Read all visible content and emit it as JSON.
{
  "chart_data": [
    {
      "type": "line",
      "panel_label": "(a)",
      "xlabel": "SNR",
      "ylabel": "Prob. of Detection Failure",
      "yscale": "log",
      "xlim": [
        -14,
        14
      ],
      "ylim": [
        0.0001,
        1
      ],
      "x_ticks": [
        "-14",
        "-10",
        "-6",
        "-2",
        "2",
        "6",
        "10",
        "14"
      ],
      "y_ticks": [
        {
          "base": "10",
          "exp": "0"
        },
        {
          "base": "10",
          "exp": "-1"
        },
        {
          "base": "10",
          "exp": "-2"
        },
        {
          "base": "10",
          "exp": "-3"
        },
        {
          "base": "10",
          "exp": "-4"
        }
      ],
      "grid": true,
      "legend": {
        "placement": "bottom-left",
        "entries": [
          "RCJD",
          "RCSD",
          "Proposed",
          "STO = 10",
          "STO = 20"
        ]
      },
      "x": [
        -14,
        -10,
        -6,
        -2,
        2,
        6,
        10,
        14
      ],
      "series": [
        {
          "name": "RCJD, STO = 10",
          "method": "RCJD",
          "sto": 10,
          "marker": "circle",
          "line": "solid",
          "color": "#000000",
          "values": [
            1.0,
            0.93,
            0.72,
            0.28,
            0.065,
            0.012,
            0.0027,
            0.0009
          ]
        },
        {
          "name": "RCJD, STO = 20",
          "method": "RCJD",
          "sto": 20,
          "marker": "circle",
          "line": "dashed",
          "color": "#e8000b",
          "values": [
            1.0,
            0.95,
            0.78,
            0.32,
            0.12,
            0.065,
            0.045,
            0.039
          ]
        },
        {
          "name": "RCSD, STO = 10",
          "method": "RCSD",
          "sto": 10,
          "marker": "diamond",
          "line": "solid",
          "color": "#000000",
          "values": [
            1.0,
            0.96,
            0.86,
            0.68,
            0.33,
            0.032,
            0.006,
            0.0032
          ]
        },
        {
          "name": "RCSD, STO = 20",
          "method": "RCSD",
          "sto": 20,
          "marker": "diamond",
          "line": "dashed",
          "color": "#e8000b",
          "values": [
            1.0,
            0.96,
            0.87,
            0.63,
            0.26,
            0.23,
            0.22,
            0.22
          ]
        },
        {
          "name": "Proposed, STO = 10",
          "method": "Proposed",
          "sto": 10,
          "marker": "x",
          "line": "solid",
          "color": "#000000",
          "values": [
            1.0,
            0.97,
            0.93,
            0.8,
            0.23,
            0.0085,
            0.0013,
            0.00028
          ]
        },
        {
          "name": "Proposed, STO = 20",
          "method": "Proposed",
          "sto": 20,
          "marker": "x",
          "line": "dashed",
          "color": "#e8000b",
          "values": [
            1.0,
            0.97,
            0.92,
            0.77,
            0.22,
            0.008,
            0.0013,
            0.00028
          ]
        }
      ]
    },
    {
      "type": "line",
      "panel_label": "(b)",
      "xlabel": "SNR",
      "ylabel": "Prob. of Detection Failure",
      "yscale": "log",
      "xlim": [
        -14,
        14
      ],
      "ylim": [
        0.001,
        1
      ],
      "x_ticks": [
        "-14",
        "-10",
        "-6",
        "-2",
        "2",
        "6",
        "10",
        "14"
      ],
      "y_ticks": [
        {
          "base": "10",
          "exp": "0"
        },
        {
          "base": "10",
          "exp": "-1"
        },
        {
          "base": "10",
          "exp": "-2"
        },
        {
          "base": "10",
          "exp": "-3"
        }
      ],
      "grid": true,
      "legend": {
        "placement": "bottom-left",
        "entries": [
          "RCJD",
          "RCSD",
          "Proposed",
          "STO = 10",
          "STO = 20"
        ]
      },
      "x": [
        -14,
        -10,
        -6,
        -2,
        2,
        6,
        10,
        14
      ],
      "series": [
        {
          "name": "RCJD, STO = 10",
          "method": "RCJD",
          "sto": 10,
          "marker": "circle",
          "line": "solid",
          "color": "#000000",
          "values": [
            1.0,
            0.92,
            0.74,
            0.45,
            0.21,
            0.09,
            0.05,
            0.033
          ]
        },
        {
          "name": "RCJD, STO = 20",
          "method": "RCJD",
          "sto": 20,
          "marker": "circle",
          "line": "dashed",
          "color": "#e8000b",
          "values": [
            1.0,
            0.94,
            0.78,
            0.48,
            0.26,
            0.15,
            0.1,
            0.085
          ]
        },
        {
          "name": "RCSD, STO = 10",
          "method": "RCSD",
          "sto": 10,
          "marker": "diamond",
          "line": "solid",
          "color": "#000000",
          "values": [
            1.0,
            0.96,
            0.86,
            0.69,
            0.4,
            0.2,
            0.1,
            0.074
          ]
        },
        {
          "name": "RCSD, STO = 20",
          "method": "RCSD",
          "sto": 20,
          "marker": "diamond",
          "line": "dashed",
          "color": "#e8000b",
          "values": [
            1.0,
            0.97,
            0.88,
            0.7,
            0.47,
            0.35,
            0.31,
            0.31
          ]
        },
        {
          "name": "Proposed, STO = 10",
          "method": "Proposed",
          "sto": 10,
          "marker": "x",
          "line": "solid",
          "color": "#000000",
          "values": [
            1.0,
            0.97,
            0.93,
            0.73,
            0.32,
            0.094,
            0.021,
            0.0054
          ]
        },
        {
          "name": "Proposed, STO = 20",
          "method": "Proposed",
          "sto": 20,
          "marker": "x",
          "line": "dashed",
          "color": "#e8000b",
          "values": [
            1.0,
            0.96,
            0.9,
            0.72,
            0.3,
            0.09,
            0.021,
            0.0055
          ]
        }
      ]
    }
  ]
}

◆ What you need to do
Exactly as they are written, print the entries again.

◆ Written solution
Read all visible content and emit it as JSON.
{
  "chart_data": [
    {
      "type": "line",
      "panel_label": "(a)",
      "xlabel": "SNR",
      "ylabel": "Prob. of Detection Failure",
      "yscale": "log",
      "xlim": [
        -14,
        14
      ],
      "ylim": [
        0.0001,
        1
      ],
      "x_ticks": [
        "-14",
        "-10",
        "-6",
        "-2",
        "2",
        "6",
        "10",
        "14"
      ],
      "y_ticks": [
        {
          "base": "10",
          "exp": "0"
        },
        {
          "base": "10",
          "exp": "-1"
        },
        {
          "base": "10",
          "exp": "-2"
        },
        {
          "base": "10",
          "exp": "-3"
        },
        {
          "base": "10",
          "exp": "-4"
        }
      ],
      "grid": true,
      "legend": {
        "placement": "bottom-left",
        "entries": [
          "RCJD",
          "RCSD",
          "Proposed",
          "STO = 10",
          "STO = 20"
        ]
      },
      "x": [
        -14,
        -10,
        -6,
        -2,
        2,
        6,
        10,
        14
      ],
      "series": [
        {
          "name": "RCJD, STO = 10",
          "method": "RCJD",
          "sto": 10,
          "marker": "circle",
          "line": "solid",
          "color": "#000000",
          "values": [
            1.0,
            0.93,
            0.72,
            0.28,
            0.065,
            0.012,
            0.0027,
            0.0009
          ]
        },
        {
          "name": "RCJD, STO = 20",
          "method": "RCJD",
          "sto": 20,
          "marker": "circle",
          "line": "dashed",
          "color": "#e8000b",
          "values": [
            1.0,
            0.95,
            0.78,
            0.32,
            0.12,
            0.065,
            0.045,
            0.039
          ]
        },
        {
          "name": "RCSD, STO = 10",
          "method": "RCSD",
          "sto": 10,
          "marker": "diamond",
          "line": "solid",
          "color": "#000000",
          "values": [
            1.0,
            0.96,
            0.86,
            0.68,
            0.33,
            0.032,
            0.006,
            0.0032
          ]
        },
        {
          "name": "RCSD, STO = 20",
          "method": "RCSD",
          "sto": 20,
          "marker": "diamond",
          "line": "dashed",
          "color": "#e8000b",
          "values": [
            1.0,
            0.96,
            0.87,
            0.63,
            0.26,
            0.23,
            0.22,
            0.22
          ]
        },
        {
          "name": "Proposed, STO = 10",
          "method": "Proposed",
          "sto": 10,
          "marker": "x",
          "line": "solid",
          "color": "#000000",
          "values": [
            1.0,
            0.97,
            0.93,
            0.8,
            0.23,
            0.0085,
            0.0013,
            0.00028
          ]
        },
        {
          "name": "Proposed, STO = 20",
          "method": "Proposed",
          "sto": 20,
          "marker": "x",
          "line": "dashed",
          "color": "#e8000b",
          "values": [
            1.0,
            0.97,
            0.92,
            0.77,
            0.22,
            0.008,
            0.0013,
            0.00028
          ]
        }
      ]
    },
    {
      "type": "line",
      "panel_label": "(b)",
      "xlabel": "SNR",
      "ylabel": "Prob. of Detection Failure",
      "yscale": "log",
      "xlim": [
        -14,
        14
      ],
      "ylim": [
        0.001,
        1
      ],
      "x_ticks": [
        "-14",
        "-10",
        "-6",
        "-2",
        "2",
        "6",
        "10",
        "14"
      ],
      "y_ticks": [
        {
          "base": "10",
          "exp": "0"
        },
        {
          "base": "10",
          "exp": "-1"
        },
        {
          "base": "10",
          "exp": "-2"
        },
        {
          "base": "10",
          "exp": "-3"
        }
      ],
      "grid": true,
      "legend": {
        "placement": "bottom-left",
        "entries": [
          "RCJD",
          "RCSD",
          "Proposed",
          "STO = 10",
          "STO = 20"
        ]
      },
      "x": [
        -14,
        -10,
        -6,
        -2,
        2,
        6,
        10,
        14
      ],
      "series": [
        {
          "name": "RCJD, STO = 10",
          "method": "RCJD",
          "sto": 10,
          "marker": "circle",
          "line": "solid",
          "color": "#000000",
          "values": [
            1.0,
            0.92,
            0.74,
            0.45,
            0.21,
            0.09,
            0.05,
            0.033
          ]
        },
        {
          "name": "RCJD, STO = 20",
          "method": "RCJD",
          "sto": 20,
          "marker": "circle",
          "line": "dashed",
          "color": "#e8000b",
          "values": [
            1.0,
            0.94,
            0.78,
            0.48,
            0.26,
            0.15,
            0.1,
            0.085
          ]
        },
        {
          "name": "RCSD, STO = 10",
          "method": "RCSD",
          "sto": 10,
          "marker": "diamond",
          "line": "solid",
          "color": "#000000",
          "values": [
            1.0,
            0.96,
            0.86,
            0.69,
            0.4,
            0.2,
            0.1,
            0.074
          ]
        },
        {
          "name": "RCSD, STO = 20",
          "method": "RCSD",
          "sto": 20,
          "marker": "diamond",
          "line": "dashed",
          "color": "#e8000b",
          "values": [
            1.0,
            0.97,
            0.88,
            0.7,
            0.47,
            0.35,
            0.31,
            0.31
          ]
        },
        {
          "name": "Proposed, STO = 10",
          "method": "Proposed",
          "sto": 10,
          "marker": "x",
          "line": "solid",
          "color": "#000000",
          "values": [
            1.0,
            0.97,
            0.93,
            0.73,
            0.32,
            0.094,
            0.021,
            0.0054
          ]
        },
        {
          "name": "Proposed, STO = 20",
          "method": "Proposed",
          "sto": 20,
          "marker": "x",
          "line": "dashed",
          "color": "#e8000b",
          "values": [
            1.0,
            0.96,
            0.9,
            0.72,
            0.3,
            0.09,
            0.021,
            0.0055
          ]
        }
      ]
    }
  ]
}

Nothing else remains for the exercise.